What the exercise asks:
Exact repetition of every entry is required.

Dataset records
---+---

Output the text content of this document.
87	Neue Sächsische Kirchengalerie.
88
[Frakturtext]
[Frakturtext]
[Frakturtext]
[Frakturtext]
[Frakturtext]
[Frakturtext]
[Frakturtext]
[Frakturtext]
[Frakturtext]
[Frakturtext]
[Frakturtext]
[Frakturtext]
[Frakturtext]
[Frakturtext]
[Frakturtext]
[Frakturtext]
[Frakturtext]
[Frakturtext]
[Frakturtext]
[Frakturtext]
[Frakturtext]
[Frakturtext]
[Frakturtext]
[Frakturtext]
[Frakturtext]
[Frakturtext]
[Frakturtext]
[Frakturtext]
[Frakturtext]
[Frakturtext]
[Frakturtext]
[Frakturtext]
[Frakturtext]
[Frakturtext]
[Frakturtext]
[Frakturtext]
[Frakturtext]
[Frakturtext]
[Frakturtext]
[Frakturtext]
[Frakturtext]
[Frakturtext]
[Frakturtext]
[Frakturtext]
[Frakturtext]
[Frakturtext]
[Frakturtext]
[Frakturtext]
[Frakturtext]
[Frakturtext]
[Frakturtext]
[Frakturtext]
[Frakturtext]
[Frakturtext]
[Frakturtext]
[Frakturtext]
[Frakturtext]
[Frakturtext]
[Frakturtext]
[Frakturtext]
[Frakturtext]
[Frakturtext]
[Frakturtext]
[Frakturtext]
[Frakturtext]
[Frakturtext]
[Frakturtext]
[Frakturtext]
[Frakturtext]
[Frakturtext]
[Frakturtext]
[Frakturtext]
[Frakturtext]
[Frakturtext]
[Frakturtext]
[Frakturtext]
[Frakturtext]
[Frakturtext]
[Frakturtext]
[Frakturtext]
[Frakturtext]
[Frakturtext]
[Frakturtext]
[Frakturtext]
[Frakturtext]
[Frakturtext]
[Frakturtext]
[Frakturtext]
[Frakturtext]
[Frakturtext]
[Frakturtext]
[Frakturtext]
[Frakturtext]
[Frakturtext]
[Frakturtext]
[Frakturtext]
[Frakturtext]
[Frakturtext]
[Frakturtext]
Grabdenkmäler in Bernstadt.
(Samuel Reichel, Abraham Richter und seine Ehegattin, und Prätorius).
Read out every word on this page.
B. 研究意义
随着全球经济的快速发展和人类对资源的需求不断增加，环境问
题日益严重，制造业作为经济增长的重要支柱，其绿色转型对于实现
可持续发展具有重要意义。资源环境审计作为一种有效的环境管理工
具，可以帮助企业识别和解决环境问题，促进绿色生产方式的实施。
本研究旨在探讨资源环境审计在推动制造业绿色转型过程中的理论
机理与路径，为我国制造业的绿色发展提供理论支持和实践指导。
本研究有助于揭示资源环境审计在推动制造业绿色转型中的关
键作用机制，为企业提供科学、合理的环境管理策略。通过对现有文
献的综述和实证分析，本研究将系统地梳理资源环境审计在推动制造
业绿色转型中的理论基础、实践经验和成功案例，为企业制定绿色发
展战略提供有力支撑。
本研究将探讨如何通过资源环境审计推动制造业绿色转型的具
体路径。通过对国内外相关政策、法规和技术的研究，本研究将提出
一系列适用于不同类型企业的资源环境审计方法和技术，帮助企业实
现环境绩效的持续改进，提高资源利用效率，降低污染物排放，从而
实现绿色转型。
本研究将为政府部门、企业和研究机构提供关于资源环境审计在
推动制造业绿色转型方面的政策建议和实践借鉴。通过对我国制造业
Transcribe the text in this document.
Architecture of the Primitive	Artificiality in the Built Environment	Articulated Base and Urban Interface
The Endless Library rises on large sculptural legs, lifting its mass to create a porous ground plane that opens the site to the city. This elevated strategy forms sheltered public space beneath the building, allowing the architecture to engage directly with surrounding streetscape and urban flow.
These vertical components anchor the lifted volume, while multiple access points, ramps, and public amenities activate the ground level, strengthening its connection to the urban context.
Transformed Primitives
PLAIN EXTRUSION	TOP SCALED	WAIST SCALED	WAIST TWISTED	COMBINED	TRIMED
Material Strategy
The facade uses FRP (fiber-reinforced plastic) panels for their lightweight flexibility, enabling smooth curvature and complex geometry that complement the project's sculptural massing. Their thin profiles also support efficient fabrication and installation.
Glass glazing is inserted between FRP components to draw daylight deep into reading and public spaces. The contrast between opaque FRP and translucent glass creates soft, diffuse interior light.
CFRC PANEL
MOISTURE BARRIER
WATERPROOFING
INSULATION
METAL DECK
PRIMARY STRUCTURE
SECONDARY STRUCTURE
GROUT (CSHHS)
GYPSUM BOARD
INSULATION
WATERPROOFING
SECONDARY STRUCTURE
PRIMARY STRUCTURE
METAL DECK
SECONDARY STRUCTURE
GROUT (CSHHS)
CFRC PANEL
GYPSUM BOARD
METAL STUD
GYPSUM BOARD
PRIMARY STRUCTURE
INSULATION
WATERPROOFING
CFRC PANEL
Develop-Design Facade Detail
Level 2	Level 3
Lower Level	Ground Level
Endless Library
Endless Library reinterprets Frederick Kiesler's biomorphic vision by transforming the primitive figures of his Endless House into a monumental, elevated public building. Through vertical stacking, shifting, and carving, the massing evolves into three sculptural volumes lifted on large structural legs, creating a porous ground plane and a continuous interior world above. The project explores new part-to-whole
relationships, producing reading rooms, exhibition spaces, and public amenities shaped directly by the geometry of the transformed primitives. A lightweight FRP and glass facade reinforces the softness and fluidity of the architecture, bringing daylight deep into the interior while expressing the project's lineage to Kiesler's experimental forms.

---+---

The output:
Output the text content of this document.
87	Neue Sächsische Kirchengalerie.
88
[Frakturtext]
[Frakturtext]
[Frakturtext]
[Frakturtext]
[Frakturtext]
[Frakturtext]
[Frakturtext]
[Frakturtext]
[Frakturtext]
[Frakturtext]
[Frakturtext]
[Frakturtext]
[Frakturtext]
[Frakturtext]
[Frakturtext]
[Frakturtext]
[Frakturtext]
[Frakturtext]
[Frakturtext]
[Frakturtext]
[Frakturtext]
[Frakturtext]
[Frakturtext]
[Frakturtext]
[Frakturtext]
[Frakturtext]
[Frakturtext]
[Frakturtext]
[Frakturtext]
[Frakturtext]
[Frakturtext]
[Frakturtext]
[Frakturtext]
[Frakturtext]
[Frakturtext]
[Frakturtext]
[Frakturtext]
[Frakturtext]
[Frakturtext]
[Frakturtext]
[Frakturtext]
[Frakturtext]
[Frakturtext]
[Frakturtext]
[Frakturtext]
[Frakturtext]
[Frakturtext]
[Frakturtext]
[Frakturtext]
[Frakturtext]
[Frakturtext]
[Frakturtext]
[Frakturtext]
[Frakturtext]
[Frakturtext]
[Frakturtext]
[Frakturtext]
[Frakturtext]
[Frakturtext]
[Frakturtext]
[Frakturtext]
[Frakturtext]
[Frakturtext]
[Frakturtext]
[Frakturtext]
[Frakturtext]
[Frakturtext]
[Frakturtext]
[Frakturtext]
[Frakturtext]
[Frakturtext]
[Frakturtext]
[Frakturtext]
[Frakturtext]
[Frakturtext]
[Frakturtext]
[Frakturtext]
[Frakturtext]
[Frakturtext]
[Frakturtext]
[Frakturtext]
[Frakturtext]
[Frakturtext]
[Frakturtext]
[Frakturtext]
[Frakturtext]
[Frakturtext]
[Frakturtext]
[Frakturtext]
[Frakturtext]
[Frakturtext]
[Frakturtext]
[Frakturtext]
[Frakturtext]
[Frakturtext]
[Frakturtext]
[Frakturtext]
[Frakturtext]
[Frakturtext]
Grabdenkmäler in Bernstadt.
(Samuel Reichel, Abraham Richter und seine Ehegattin, und Prätorius).
Read out every word on this page.
B. 研究意义
随着全球经济的快速发展和人类对资源的需求不断增加，环境问
题日益严重，制造业作为经济增长的重要支柱，其绿色转型对于实现
可持续发展具有重要意义。资源环境审计作为一种有效的环境管理工
具，可以帮助企业识别和解决环境问题，促进绿色生产方式的实施。
本研究旨在探讨资源环境审计在推动制造业绿色转型过程中的理论
机理与路径，为我国制造业的绿色发展提供理论支持和实践指导。
本研究有助于揭示资源环境审计在推动制造业绿色转型中的关
键作用机制，为企业提供科学、合理的环境管理策略。通过对现有文
献的综述和实证分析，本研究将系统地梳理资源环境审计在推动制造
业绿色转型中的理论基础、实践经验和成功案例，为企业制定绿色发
展战略提供有力支撑。
本研究将探讨如何通过资源环境审计推动制造业绿色转型的具
体路径。通过对国内外相关政策、法规和技术的研究，本研究将提出
一系列适用于不同类型企业的资源环境审计方法和技术，帮助企业实
现环境绩效的持续改进，提高资源利用效率，降低污染物排放，从而
实现绿色转型。
本研究将为政府部门、企业和研究机构提供关于资源环境审计在
推动制造业绿色转型方面的政策建议和实践借鉴。通过对我国制造业
Transcribe the text in this document.
Architecture of the Primitive	Artificiality in the Built Environment	Articulated Base and Urban Interface
The Endless Library rises on large sculptural legs, lifting its mass to create a porous ground plane that opens the site to the city. This elevated strategy forms sheltered public space beneath the building, allowing the architecture to engage directly with surrounding streetscape and urban flow.
These vertical components anchor the lifted volume, while multiple access points, ramps, and public amenities activate the ground level, strengthening its connection to the urban context.
Transformed Primitives
PLAIN EXTRUSION	TOP SCALED	WAIST SCALED	WAIST TWISTED	COMBINED	TRIMED
Material Strategy
The facade uses FRP (fiber-reinforced plastic) panels for their lightweight flexibility, enabling smooth curvature and complex geometry that complement the project's sculptural massing. Their thin profiles also support efficient fabrication and installation.
Glass glazing is inserted between FRP components to draw daylight deep into reading and public spaces. The contrast between opaque FRP and translucent glass creates soft, diffuse interior light.
CFRC PANEL
MOISTURE BARRIER
WATERPROOFING
INSULATION
METAL DECK
PRIMARY STRUCTURE
SECONDARY STRUCTURE
GROUT (CSHHS)
GYPSUM BOARD
INSULATION
WATERPROOFING
SECONDARY STRUCTURE
PRIMARY STRUCTURE
METAL DECK
SECONDARY STRUCTURE
GROUT (CSHHS)
CFRC PANEL
GYPSUM BOARD
METAL STUD
GYPSUM BOARD
PRIMARY STRUCTURE
INSULATION
WATERPROOFING
CFRC PANEL
Develop-Design Facade Detail
Level 2	Level 3
Lower Level	Ground Level
Endless Library
Endless Library reinterprets Frederick Kiesler's biomorphic vision by transforming the primitive figures of his Endless House into a monumental, elevated public building. Through vertical stacking, shifting, and carving, the massing evolves into three sculptural volumes lifted on large structural legs, creating a porous ground plane and a continuous interior world above. The project explores new part-to-whole
relationships, producing reading rooms, exhibition spaces, and public amenities shaped directly by the geometry of the transformed primitives. A lightweight FRP and glass facade reinforces the softness and fluidity of the architecture, bringing daylight deep into the interior while expressing the project's lineage to Kiesler's experimental forms.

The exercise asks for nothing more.